What is being asked: Would you extract the whole listing below and retype it exactly?

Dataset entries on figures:

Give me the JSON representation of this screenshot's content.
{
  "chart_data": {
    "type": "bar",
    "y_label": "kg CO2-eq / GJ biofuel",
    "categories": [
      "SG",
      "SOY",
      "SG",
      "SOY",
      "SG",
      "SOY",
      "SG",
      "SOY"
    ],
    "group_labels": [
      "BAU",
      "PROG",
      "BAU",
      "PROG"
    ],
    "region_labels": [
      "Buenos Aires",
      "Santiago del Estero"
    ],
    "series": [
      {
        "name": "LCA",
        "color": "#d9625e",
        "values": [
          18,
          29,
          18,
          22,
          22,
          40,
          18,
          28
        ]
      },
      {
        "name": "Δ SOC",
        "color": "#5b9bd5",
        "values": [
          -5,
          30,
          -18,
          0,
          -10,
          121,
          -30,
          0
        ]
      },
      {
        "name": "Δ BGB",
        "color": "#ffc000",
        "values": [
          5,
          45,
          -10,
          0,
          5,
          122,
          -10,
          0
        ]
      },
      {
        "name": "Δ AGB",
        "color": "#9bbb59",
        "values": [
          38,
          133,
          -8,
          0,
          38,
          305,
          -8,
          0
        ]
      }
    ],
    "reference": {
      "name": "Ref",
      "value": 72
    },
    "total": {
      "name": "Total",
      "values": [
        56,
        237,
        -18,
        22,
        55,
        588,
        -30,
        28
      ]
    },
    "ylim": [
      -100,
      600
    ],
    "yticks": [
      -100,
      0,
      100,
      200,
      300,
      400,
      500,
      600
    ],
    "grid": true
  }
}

Result:
Give me the JSON representation of this screenshot's content.
{
  "chart_data": {
    "type": "bar",
    "y_label": "kg CO2-eq / GJ biofuel",
    "categories": [
      "SG",
      "SOY",
      "SG",
      "SOY",
      "SG",
      "SOY",
      "SG",
      "SOY"
    ],
    "group_labels": [
      "BAU",
      "PROG",
      "BAU",
      "PROG"
    ],
    "region_labels": [
      "Buenos Aires",
      "Santiago del Estero"
    ],
    "series": [
      {
        "name": "LCA",
        "color": "#d9625e",
        "values": [
          18,
          29,
          18,
          22,
          22,
          40,
          18,
          28
        ]
      },
      {
        "name": "Δ SOC",
        "color": "#5b9bd5",
        "values": [
          -5,
          30,
          -18,
          0,
          -10,
          121,
          -30,
          0
        ]
      },
      {
        "name": "Δ BGB",
        "color": "#ffc000",
        "values": [
          5,
          45,
          -10,
          0,
          5,
          122,
          -10,
          0
        ]
      },
      {
        "name": "Δ AGB",
        "color": "#9bbb59",
        "values": [
          38,
          133,
          -8,
          0,
          38,
          305,
          -8,
          0
        ]
      }
    ],
    "reference": {
      "name": "Ref",
      "value": 72
    },
    "total": {
      "name": "Total",
      "values": [
        56,
        237,
        -18,
        22,
        55,
        588,
        -30,
        28
      ]
    },
    "ylim": [
      -100,
      600
    ],
    "yticks": [
      -100,
      0,
      100,
      200,
      300,
      400,
      500,
      600
    ],
    "grid": true
  }
}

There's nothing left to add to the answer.